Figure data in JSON
begin

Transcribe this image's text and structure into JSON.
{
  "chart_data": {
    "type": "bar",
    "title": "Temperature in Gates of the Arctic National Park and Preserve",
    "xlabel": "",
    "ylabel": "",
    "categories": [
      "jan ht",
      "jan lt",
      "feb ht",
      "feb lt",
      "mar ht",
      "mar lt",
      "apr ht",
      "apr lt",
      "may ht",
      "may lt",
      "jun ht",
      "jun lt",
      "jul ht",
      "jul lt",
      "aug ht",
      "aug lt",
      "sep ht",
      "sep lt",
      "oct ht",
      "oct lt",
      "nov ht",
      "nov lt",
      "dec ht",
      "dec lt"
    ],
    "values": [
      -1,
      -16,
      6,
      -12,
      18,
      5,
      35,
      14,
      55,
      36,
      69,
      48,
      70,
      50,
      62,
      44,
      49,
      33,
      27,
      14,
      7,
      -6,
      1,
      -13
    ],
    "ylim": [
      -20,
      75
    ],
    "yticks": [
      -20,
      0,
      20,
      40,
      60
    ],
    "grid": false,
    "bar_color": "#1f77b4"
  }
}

end
begin

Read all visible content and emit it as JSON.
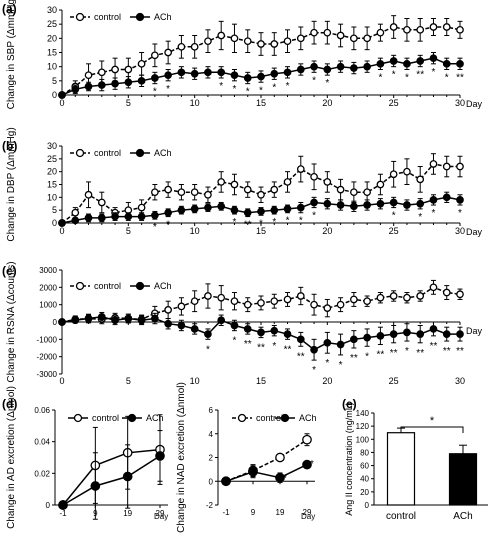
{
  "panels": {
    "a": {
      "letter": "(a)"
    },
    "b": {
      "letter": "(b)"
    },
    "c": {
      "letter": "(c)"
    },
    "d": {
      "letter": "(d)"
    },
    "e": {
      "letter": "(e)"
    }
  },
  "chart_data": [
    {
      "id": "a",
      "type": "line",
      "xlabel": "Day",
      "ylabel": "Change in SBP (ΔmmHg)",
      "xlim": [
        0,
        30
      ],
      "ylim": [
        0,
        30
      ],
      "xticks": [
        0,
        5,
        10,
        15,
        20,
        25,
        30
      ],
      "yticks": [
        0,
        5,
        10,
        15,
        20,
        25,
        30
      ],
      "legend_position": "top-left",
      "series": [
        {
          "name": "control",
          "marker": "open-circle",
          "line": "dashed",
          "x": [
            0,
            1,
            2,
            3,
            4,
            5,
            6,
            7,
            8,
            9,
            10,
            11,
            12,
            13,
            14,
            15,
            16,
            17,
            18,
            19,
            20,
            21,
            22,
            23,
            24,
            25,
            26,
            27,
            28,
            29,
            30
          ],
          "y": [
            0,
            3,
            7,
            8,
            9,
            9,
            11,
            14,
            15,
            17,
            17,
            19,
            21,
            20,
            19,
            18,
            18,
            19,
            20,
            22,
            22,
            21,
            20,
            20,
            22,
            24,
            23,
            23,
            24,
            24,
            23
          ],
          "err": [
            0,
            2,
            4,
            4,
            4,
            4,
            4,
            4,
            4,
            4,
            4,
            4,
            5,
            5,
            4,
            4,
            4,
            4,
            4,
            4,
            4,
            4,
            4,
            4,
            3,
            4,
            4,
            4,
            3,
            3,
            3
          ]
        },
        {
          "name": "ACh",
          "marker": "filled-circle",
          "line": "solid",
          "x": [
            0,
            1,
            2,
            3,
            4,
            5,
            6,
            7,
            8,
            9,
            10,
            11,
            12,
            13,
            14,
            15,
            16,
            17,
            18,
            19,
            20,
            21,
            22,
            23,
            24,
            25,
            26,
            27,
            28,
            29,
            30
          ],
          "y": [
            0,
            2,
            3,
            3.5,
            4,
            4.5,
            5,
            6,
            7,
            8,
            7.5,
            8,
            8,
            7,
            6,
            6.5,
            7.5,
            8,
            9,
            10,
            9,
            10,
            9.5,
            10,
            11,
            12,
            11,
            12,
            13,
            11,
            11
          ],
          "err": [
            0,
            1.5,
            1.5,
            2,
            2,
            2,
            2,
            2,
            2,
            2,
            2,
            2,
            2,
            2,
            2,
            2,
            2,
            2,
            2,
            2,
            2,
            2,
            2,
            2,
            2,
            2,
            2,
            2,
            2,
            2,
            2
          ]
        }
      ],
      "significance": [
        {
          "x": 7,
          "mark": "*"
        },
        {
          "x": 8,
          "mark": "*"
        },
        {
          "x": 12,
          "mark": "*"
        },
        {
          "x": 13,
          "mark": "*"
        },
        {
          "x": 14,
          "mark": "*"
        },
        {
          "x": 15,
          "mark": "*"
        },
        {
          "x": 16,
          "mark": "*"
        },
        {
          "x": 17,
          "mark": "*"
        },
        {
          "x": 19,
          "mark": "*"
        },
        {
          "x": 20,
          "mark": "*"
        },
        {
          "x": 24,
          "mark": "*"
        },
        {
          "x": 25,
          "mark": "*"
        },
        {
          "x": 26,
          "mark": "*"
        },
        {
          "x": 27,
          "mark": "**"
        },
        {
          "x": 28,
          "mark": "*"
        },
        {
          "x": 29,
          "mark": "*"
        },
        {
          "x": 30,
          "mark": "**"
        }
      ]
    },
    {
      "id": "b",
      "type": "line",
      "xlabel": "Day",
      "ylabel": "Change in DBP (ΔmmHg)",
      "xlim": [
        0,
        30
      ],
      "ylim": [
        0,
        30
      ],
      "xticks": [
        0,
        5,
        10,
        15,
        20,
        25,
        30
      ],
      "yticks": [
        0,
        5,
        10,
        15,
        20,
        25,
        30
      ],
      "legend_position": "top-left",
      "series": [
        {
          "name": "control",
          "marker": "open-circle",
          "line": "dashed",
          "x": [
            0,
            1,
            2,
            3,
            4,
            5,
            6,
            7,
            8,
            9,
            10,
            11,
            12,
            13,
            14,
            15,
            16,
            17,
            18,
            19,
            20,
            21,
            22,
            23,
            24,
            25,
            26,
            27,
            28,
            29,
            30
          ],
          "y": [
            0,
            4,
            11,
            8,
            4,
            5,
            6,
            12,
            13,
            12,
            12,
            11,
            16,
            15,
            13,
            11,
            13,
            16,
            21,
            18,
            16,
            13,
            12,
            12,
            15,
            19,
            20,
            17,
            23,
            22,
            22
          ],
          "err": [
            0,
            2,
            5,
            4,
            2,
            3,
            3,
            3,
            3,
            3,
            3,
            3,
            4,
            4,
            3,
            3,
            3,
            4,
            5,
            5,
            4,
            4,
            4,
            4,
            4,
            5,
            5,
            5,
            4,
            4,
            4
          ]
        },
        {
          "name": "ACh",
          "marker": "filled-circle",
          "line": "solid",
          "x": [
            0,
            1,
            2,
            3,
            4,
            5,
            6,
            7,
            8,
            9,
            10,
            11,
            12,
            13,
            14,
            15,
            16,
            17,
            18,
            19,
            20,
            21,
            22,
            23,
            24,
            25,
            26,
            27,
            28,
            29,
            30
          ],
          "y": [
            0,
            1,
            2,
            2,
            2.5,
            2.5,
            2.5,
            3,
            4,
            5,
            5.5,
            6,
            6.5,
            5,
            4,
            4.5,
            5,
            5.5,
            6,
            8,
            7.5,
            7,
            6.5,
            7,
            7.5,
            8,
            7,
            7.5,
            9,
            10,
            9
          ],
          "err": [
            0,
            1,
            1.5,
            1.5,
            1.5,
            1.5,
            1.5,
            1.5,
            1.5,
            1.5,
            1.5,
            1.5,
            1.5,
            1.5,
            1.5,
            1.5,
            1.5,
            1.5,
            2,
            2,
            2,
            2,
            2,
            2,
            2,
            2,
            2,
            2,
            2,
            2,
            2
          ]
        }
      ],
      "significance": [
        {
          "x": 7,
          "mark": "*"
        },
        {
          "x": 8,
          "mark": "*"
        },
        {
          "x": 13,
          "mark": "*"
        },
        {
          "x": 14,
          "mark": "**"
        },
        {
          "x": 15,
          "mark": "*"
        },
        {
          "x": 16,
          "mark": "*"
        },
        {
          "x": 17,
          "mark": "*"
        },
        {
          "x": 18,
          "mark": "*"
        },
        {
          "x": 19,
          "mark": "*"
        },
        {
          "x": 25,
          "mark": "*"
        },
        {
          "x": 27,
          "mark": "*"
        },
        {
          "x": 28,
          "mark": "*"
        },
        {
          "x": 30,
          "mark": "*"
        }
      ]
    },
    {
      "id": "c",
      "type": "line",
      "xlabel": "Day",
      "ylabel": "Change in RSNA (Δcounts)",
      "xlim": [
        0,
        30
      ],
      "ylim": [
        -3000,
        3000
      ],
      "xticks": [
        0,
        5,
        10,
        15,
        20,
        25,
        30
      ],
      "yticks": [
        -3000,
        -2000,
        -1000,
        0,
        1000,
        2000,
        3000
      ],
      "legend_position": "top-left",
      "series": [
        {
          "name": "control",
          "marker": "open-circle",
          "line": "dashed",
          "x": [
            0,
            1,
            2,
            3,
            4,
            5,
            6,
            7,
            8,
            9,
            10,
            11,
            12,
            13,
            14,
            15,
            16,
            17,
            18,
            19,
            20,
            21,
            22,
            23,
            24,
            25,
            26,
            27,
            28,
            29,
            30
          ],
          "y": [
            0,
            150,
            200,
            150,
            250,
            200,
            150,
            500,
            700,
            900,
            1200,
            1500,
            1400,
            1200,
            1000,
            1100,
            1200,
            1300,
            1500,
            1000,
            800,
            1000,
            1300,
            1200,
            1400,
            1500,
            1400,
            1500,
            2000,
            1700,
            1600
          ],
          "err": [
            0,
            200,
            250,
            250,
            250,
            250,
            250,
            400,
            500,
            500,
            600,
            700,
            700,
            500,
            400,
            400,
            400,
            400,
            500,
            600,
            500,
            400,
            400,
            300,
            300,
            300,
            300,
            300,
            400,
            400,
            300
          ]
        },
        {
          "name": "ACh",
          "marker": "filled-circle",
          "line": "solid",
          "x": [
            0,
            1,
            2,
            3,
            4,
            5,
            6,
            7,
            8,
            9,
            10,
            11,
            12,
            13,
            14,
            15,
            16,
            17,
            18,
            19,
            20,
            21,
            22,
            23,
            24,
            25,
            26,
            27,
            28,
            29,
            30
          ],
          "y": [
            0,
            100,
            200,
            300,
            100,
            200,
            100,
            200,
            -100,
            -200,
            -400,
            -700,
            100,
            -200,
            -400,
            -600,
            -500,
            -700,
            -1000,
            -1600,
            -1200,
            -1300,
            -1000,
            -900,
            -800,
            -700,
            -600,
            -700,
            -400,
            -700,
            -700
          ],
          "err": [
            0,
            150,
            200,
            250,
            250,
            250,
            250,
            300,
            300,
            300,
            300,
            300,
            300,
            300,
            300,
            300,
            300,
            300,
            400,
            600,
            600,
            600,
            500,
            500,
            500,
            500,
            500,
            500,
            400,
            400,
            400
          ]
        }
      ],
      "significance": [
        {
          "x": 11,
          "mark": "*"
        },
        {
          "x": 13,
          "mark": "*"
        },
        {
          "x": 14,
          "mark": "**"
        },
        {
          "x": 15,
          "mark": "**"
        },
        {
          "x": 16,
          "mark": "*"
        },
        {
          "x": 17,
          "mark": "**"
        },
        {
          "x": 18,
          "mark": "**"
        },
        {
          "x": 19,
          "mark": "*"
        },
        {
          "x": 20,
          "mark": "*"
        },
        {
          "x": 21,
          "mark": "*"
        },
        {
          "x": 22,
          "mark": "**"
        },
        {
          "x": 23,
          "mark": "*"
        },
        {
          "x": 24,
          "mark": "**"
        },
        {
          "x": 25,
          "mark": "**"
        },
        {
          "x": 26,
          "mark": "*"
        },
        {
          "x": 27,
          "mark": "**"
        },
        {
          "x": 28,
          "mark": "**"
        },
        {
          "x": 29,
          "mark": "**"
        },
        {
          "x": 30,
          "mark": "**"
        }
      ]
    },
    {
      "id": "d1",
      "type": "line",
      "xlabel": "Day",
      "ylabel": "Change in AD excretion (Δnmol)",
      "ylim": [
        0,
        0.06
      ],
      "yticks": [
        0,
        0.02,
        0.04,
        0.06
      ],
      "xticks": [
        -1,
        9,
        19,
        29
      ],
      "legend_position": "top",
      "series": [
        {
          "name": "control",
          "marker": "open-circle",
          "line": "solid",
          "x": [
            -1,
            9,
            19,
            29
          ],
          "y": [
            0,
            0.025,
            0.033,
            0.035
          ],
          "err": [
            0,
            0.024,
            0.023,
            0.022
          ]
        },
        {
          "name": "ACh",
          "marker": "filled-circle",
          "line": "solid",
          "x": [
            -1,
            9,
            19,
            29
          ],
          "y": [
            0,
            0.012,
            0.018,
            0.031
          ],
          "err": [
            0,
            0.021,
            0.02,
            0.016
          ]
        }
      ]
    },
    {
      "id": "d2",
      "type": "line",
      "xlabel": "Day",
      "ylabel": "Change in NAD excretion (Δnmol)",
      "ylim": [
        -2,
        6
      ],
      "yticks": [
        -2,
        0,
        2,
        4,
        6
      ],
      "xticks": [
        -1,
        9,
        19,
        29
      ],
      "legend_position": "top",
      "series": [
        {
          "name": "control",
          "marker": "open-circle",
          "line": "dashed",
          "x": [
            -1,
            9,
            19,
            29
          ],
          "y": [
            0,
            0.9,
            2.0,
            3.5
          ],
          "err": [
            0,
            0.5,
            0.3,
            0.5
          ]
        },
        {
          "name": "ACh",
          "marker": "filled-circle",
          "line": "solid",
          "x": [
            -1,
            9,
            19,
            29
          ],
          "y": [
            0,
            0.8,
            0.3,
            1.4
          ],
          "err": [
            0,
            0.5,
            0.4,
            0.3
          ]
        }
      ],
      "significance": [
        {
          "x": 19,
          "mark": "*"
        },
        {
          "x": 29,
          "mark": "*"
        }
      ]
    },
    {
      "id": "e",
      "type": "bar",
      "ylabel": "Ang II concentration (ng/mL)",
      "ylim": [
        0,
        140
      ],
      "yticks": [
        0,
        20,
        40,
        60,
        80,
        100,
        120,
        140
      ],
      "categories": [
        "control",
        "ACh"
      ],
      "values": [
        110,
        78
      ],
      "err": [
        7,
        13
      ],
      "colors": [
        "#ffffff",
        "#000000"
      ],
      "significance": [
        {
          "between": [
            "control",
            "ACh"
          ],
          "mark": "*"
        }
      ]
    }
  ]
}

end
begin

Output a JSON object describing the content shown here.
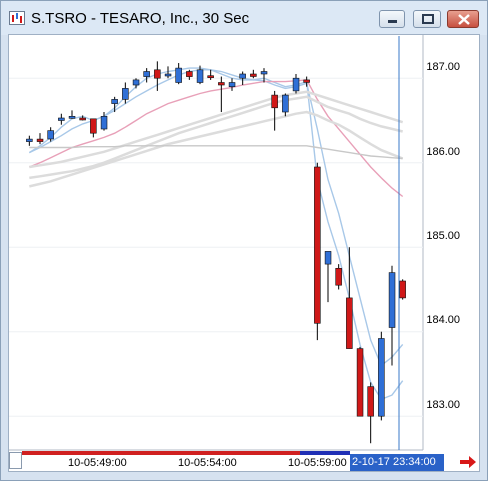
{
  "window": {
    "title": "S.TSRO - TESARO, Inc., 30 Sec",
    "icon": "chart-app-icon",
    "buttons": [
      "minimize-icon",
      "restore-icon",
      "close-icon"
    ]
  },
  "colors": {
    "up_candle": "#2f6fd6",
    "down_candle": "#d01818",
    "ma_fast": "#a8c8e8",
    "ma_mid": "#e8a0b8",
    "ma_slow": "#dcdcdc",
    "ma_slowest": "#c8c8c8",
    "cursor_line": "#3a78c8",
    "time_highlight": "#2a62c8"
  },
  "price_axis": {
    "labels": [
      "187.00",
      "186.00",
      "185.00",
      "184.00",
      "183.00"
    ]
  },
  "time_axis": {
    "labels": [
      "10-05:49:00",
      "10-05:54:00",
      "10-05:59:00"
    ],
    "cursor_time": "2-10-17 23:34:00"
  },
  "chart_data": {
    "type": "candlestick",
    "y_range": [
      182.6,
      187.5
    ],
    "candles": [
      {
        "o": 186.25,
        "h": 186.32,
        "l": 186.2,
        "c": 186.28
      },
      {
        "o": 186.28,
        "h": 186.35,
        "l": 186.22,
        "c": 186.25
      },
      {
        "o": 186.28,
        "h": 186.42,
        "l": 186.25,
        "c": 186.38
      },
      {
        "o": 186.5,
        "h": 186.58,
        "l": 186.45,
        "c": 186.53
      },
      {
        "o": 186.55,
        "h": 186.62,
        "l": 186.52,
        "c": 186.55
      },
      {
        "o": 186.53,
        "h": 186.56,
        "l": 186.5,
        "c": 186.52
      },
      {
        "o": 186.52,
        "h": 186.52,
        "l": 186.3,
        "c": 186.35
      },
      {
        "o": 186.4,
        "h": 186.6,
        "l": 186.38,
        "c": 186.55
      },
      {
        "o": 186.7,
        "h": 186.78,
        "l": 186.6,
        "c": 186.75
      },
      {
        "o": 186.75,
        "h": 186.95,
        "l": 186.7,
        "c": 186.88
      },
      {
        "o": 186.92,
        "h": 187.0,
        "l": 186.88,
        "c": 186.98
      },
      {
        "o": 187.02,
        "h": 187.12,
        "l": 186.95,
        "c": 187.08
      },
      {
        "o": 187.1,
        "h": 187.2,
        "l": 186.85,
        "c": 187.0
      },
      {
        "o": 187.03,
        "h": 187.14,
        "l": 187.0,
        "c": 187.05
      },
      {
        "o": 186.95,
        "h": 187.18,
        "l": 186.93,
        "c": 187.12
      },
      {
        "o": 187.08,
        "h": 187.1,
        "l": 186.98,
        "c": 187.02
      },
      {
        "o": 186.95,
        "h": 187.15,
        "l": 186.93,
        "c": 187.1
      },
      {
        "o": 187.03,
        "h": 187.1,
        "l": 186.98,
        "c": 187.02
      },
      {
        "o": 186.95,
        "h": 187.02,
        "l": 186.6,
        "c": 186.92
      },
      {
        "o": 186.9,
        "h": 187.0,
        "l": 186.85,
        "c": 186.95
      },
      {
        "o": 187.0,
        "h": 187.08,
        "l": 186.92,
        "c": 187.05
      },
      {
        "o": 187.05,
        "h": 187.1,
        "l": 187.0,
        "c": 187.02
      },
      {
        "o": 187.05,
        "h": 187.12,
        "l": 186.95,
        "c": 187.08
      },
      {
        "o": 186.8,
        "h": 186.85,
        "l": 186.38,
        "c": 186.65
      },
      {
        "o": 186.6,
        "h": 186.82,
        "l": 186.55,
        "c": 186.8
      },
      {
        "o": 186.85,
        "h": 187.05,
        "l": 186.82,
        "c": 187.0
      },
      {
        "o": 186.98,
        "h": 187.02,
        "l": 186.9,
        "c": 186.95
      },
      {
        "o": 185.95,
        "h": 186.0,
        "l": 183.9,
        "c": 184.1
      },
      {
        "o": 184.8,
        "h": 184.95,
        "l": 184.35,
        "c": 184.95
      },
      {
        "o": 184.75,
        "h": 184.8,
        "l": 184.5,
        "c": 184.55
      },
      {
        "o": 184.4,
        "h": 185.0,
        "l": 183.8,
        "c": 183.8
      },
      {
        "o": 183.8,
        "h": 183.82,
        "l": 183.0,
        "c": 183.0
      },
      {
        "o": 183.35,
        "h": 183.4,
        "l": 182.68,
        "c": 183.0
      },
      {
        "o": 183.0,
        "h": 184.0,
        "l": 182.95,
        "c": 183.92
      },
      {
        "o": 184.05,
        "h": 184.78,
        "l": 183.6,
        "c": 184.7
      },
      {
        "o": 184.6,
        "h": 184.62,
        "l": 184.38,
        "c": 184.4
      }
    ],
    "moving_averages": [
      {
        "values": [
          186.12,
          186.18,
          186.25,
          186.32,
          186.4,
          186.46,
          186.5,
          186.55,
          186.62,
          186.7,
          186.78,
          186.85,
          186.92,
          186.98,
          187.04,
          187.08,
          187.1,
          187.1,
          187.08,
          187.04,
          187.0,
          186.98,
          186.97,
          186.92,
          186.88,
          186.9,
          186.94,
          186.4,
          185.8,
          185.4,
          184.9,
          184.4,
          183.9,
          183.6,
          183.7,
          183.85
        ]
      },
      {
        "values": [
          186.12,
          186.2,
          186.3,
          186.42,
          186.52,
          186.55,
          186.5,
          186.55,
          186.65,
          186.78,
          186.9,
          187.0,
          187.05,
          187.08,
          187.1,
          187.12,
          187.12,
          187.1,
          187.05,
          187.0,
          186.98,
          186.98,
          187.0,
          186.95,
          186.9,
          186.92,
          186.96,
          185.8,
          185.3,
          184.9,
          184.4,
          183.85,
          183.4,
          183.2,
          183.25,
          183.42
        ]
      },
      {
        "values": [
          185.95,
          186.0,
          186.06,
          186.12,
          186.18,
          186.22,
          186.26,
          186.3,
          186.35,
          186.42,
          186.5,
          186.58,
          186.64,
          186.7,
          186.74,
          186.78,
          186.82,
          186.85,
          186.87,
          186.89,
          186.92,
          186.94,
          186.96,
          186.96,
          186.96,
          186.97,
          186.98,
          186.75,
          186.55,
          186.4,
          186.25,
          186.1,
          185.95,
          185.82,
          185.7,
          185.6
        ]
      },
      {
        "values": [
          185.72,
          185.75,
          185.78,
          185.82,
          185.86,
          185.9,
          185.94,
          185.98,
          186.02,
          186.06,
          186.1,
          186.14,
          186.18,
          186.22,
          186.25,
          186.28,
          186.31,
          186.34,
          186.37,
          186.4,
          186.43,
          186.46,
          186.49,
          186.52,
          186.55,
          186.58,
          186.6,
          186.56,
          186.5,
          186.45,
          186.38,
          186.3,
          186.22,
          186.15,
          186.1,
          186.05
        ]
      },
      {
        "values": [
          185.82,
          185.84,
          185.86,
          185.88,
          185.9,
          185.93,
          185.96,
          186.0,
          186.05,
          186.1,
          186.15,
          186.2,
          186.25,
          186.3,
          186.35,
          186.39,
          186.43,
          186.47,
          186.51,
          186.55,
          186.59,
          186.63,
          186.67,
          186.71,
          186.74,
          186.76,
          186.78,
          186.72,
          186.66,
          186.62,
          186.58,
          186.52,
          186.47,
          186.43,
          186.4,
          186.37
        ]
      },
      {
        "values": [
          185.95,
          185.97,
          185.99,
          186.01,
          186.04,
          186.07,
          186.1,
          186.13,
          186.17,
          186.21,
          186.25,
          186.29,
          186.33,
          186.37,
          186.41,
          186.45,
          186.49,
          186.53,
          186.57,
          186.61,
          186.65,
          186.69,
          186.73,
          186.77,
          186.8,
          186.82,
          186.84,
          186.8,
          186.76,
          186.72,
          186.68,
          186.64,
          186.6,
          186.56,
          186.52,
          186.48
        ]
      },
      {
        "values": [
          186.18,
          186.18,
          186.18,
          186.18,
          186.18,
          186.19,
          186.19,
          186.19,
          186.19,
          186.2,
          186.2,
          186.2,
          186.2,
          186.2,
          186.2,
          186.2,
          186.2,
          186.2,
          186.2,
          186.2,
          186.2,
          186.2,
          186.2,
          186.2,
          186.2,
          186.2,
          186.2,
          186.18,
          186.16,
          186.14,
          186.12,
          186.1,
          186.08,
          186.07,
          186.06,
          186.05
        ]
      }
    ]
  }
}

end

▶ _To do_
Out of the records, collect only those lines that contain the string "icon".

▶ _Full response_
    "icon": "chart-app-icon",
      "minimize-icon",
      "restore-icon",
      "close-icon"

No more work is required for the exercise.